PROVIDED DATA:
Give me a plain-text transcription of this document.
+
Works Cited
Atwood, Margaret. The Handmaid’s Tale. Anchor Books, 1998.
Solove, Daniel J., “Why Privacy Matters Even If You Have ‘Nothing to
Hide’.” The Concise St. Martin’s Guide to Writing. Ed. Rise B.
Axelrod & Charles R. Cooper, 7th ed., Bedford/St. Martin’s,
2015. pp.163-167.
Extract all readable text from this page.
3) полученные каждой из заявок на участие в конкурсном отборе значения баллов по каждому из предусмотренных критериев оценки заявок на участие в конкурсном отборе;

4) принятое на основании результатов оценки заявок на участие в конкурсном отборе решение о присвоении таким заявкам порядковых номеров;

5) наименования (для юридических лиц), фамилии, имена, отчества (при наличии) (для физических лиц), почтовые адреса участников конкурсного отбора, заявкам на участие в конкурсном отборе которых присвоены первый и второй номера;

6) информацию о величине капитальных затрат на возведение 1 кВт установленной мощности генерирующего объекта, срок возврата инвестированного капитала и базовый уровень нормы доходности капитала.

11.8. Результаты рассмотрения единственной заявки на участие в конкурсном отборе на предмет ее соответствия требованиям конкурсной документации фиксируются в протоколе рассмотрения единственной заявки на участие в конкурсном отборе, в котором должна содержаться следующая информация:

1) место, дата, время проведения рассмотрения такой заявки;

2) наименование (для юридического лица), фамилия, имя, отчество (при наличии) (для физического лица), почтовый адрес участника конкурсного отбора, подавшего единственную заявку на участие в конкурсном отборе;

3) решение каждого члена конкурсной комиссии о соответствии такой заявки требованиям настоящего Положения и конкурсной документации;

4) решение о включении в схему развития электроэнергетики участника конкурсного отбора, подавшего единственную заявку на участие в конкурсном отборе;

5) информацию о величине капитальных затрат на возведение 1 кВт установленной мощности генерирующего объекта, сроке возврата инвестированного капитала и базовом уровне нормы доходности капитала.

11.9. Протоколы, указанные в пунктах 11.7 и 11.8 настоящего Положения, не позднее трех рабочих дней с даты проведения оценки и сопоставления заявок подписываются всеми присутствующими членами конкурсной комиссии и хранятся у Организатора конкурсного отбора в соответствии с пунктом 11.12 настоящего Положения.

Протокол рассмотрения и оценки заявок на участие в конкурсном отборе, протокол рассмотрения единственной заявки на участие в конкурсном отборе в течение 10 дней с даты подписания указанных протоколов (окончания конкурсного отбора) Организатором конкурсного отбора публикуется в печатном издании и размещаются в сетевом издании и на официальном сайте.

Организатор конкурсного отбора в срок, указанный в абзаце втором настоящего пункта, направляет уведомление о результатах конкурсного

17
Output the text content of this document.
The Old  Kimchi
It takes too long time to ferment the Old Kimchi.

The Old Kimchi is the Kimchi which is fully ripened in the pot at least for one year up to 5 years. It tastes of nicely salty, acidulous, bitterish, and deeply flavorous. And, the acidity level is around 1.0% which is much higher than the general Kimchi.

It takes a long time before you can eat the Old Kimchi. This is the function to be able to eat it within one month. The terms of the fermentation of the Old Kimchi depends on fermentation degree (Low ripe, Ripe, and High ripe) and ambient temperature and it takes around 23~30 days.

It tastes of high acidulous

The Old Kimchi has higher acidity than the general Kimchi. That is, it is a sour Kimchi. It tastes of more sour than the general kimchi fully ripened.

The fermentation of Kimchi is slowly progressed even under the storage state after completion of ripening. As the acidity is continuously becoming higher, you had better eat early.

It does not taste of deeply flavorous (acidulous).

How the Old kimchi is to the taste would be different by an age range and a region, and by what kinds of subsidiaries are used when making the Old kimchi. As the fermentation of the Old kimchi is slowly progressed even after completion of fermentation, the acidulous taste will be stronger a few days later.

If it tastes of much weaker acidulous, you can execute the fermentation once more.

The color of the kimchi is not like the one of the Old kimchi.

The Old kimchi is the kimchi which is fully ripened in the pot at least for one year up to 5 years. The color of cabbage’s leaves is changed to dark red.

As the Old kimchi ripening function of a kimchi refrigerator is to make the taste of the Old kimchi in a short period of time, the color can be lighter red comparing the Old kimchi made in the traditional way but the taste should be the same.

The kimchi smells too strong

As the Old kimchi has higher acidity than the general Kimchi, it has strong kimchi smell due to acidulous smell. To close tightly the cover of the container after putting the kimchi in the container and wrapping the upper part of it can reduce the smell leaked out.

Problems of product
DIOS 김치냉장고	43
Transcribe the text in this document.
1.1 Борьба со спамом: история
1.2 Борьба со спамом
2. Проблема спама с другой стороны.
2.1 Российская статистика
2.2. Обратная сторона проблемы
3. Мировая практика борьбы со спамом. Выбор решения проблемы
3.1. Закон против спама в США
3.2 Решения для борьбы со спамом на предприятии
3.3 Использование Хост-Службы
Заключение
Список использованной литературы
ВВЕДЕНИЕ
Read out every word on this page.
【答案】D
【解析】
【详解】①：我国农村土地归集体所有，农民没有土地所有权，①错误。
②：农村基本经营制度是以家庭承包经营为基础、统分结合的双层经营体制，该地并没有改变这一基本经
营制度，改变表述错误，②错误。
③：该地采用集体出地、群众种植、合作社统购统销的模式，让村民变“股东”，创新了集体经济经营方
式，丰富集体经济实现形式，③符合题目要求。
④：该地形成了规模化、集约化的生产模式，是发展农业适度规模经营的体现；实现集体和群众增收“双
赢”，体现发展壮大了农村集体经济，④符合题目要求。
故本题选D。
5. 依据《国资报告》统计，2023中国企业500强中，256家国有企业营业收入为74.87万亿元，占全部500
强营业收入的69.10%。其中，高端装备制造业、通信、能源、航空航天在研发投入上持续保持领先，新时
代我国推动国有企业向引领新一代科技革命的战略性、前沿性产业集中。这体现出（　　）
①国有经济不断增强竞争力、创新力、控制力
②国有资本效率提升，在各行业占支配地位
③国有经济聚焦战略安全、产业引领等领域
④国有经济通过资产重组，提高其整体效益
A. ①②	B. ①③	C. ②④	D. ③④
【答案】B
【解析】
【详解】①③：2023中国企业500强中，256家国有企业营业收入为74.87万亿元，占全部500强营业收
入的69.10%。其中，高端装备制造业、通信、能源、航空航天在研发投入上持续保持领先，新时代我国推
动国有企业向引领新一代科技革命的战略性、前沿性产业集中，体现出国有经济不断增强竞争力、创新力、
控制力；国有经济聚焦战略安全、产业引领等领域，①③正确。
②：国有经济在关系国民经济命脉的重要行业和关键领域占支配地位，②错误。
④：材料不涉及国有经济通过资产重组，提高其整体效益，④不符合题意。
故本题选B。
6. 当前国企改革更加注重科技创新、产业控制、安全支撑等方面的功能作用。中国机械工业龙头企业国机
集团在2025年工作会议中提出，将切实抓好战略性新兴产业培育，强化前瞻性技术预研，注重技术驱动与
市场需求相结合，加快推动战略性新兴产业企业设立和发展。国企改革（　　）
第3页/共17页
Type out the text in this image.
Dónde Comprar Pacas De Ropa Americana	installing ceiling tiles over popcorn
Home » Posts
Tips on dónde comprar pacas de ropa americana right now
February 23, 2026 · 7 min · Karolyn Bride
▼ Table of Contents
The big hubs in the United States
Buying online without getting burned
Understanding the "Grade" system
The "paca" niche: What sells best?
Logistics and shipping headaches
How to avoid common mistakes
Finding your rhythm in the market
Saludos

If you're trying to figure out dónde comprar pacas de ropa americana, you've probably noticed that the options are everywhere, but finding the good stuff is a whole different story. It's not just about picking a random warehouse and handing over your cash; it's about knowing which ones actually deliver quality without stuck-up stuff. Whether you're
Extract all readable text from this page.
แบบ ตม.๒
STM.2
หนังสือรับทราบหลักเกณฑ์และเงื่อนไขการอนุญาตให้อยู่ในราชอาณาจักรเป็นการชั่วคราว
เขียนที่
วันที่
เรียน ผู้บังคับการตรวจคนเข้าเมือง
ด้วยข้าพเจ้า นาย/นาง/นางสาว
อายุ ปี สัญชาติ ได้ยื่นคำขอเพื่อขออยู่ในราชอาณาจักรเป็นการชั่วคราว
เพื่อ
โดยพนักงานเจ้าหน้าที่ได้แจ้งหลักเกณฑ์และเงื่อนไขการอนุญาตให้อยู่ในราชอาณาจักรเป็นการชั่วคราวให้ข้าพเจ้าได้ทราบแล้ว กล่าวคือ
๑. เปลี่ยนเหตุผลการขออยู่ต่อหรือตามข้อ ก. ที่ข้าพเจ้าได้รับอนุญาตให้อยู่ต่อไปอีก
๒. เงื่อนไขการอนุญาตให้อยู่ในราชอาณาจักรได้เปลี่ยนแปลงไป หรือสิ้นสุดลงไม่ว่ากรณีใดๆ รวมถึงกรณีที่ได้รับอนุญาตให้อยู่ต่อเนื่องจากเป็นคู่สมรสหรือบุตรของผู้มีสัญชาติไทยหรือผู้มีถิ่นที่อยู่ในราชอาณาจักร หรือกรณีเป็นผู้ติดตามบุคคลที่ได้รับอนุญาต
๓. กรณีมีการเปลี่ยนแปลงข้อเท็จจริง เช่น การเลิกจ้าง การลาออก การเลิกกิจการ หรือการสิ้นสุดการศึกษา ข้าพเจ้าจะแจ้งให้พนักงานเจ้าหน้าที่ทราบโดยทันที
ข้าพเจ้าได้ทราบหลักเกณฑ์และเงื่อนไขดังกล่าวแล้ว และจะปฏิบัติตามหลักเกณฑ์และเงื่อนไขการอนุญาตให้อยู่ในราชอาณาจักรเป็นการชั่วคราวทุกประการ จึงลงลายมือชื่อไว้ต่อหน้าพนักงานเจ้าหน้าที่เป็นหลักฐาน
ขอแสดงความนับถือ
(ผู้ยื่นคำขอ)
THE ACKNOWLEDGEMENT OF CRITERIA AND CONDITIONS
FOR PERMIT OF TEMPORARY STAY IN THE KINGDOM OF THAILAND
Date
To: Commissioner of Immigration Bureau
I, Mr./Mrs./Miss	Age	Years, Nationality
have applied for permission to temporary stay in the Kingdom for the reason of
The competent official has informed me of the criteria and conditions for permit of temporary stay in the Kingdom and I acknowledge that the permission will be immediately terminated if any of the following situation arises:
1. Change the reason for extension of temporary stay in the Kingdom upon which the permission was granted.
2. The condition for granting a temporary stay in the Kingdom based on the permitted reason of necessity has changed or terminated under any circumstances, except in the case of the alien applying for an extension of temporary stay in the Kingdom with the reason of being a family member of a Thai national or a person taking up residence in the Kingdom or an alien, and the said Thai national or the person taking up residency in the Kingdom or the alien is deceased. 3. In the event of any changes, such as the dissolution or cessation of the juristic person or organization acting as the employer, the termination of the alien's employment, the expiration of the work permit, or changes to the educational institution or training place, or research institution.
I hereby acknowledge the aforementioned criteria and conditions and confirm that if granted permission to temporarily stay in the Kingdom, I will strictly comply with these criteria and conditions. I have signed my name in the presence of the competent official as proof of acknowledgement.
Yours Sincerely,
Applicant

TASK: Among the entries above, how many lines hold the word "document"? Reply with only that number.

EXERCISE RESPONSE: 3